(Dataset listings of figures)
—————

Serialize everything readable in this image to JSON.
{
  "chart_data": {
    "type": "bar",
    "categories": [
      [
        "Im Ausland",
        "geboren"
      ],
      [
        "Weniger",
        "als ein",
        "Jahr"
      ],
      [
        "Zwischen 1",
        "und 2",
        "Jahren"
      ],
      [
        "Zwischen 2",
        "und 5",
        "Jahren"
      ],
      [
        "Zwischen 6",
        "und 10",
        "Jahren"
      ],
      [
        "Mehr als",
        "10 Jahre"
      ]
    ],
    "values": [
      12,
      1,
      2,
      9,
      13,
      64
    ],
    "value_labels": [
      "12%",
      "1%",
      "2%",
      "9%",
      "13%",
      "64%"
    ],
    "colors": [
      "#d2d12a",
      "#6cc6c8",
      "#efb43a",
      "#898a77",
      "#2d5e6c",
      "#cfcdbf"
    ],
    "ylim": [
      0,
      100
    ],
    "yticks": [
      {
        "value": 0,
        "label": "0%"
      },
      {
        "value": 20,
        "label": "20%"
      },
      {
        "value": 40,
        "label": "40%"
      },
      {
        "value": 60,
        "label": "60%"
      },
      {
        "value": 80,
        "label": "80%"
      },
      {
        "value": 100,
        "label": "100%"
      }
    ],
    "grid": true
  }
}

—————

=== TASK BRIEF ===
Take the entries above and copy them out exactly.

=== FINISHED EXERCISE ===
Serialize everything readable in this image to JSON.
{
  "chart_data": {
    "type": "bar",
    "categories": [
      [
        "Im Ausland",
        "geboren"
      ],
      [
        "Weniger",
        "als ein",
        "Jahr"
      ],
      [
        "Zwischen 1",
        "und 2",
        "Jahren"
      ],
      [
        "Zwischen 2",
        "und 5",
        "Jahren"
      ],
      [
        "Zwischen 6",
        "und 10",
        "Jahren"
      ],
      [
        "Mehr als",
        "10 Jahre"
      ]
    ],
    "values": [
      12,
      1,
      2,
      9,
      13,
      64
    ],
    "value_labels": [
      "12%",
      "1%",
      "2%",
      "9%",
      "13%",
      "64%"
    ],
    "colors": [
      "#d2d12a",
      "#6cc6c8",
      "#efb43a",
      "#898a77",
      "#2d5e6c",
      "#cfcdbf"
    ],
    "ylim": [
      0,
      100
    ],
    "yticks": [
      {
        "value": 0,
        "label": "0%"
      },
      {
        "value": 20,
        "label": "20%"
      },
      {
        "value": 40,
        "label": "40%"
      },
      {
        "value": 60,
        "label": "60%"
      },
      {
        "value": 80,
        "label": "80%"
      },
      {
        "value": 100,
        "label": "100%"
      }
    ],
    "grid": true
  }
}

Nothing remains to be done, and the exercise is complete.